Return all lines that include the string "famiglia".

Rows from a dataset
----

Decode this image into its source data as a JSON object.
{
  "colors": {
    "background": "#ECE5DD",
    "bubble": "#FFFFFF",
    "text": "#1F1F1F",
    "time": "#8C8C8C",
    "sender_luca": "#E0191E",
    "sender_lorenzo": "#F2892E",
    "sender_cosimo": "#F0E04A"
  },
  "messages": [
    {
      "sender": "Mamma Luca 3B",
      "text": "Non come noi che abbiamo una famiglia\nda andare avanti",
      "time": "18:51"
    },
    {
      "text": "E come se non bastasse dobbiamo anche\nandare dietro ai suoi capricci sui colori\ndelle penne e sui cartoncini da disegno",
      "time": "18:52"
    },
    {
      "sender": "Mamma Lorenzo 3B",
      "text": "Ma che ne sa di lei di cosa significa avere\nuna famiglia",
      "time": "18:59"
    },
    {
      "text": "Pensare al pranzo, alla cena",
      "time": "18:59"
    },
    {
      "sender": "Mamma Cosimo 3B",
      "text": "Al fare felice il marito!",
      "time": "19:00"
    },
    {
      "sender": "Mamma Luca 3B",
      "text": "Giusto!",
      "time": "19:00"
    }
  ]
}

----

Worked solution
      "text": "Non come noi che abbiamo una famiglia\nda andare avanti",
      "text": "Ma che ne sa di lei di cosa significa avere\nuna famiglia",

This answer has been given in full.